What you have to do:
Lines that include the word "Default" are the ones to copy.

— START Supplied information —

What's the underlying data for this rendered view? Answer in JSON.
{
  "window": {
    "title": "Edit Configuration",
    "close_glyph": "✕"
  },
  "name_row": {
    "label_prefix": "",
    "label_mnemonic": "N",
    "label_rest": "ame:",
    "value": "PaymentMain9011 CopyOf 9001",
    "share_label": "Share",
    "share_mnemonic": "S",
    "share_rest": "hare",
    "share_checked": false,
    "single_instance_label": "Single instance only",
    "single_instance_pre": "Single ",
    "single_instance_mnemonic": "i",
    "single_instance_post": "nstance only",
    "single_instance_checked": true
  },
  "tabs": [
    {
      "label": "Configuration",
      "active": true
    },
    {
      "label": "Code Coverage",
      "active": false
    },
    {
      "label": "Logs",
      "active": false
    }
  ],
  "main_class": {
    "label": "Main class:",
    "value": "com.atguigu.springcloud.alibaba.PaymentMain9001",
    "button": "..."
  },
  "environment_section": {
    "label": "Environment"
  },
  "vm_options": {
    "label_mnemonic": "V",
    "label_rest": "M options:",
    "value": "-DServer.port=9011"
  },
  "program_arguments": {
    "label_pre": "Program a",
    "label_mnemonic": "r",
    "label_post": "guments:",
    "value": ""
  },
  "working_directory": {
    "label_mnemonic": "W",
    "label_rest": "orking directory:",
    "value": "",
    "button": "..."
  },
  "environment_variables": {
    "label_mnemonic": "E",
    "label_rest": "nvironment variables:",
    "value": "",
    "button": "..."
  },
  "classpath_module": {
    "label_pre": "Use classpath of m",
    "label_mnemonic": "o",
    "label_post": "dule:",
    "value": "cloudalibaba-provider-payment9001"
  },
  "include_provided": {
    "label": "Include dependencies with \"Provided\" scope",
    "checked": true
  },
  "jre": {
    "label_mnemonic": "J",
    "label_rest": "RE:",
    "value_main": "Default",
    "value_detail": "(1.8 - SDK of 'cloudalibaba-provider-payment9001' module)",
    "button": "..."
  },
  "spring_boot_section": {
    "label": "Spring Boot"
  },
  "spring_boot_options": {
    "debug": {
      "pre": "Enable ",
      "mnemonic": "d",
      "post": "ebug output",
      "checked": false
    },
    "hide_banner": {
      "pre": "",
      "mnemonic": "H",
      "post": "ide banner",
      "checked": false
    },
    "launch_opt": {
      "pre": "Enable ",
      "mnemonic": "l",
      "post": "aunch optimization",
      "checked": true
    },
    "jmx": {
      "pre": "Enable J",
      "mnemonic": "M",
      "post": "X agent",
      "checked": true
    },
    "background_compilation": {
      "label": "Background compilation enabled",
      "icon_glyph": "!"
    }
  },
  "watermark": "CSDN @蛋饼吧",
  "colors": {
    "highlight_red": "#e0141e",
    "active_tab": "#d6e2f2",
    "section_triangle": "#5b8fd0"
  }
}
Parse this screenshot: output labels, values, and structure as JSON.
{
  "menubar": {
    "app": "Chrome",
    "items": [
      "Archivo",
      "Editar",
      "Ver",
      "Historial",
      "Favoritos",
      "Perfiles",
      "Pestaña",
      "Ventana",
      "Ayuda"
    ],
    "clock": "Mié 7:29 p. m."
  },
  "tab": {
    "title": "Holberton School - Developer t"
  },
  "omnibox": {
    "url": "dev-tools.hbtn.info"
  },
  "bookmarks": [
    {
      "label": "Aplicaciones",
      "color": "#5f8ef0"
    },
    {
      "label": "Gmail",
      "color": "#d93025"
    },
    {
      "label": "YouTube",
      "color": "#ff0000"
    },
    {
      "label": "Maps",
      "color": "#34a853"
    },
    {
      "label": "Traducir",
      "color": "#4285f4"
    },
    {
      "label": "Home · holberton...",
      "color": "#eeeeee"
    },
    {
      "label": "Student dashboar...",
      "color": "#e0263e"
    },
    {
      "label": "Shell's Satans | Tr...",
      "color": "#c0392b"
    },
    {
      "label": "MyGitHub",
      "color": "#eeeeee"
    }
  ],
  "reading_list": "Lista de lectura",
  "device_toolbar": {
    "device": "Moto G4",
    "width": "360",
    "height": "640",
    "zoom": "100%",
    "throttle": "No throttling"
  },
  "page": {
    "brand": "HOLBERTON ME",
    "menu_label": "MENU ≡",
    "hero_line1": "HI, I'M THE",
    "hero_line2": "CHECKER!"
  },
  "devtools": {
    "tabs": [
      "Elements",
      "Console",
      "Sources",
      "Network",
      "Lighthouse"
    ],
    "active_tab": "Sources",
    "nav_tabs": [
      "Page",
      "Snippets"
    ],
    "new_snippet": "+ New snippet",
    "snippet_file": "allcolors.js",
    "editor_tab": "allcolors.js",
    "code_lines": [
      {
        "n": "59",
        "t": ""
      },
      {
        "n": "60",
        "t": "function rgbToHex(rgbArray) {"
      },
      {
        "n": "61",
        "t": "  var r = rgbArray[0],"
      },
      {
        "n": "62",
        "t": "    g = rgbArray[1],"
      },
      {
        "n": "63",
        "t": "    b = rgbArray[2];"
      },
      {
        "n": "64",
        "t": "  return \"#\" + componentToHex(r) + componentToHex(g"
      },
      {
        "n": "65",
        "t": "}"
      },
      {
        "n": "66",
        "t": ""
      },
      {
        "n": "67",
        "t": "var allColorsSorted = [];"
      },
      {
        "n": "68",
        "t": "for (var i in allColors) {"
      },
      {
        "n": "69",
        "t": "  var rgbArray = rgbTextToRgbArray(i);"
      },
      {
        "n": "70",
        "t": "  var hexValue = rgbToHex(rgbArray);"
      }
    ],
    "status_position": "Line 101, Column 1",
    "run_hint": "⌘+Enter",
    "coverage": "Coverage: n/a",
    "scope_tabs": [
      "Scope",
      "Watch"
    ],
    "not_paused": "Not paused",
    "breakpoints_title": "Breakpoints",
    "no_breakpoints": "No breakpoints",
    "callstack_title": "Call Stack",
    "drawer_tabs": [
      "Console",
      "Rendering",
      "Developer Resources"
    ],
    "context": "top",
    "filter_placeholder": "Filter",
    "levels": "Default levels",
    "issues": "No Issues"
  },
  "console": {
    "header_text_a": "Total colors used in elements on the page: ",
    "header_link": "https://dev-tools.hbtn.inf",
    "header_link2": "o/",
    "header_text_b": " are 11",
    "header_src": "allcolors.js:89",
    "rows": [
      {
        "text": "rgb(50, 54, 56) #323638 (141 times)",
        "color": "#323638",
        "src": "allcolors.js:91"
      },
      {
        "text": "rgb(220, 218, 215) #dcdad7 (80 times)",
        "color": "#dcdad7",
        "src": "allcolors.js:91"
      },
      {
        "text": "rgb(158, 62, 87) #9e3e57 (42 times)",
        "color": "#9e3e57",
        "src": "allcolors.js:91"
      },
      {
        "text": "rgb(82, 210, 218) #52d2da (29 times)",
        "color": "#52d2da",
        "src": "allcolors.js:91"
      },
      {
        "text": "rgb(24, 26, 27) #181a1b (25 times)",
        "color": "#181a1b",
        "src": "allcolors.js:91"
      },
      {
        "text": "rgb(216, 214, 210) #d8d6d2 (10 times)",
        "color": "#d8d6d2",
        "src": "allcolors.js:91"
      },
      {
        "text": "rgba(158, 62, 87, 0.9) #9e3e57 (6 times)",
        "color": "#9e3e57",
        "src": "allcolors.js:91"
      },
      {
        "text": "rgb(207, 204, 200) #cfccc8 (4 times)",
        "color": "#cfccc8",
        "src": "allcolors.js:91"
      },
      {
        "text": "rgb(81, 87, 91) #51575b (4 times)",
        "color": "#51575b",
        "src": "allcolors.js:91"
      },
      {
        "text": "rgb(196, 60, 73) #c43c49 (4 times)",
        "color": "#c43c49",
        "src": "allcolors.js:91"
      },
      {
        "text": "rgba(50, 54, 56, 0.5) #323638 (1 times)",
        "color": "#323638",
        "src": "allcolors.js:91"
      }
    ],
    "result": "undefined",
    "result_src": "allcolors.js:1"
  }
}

— END Supplied information —

Expected answer:
    "value_main": "Default",
    "levels": "Default levels",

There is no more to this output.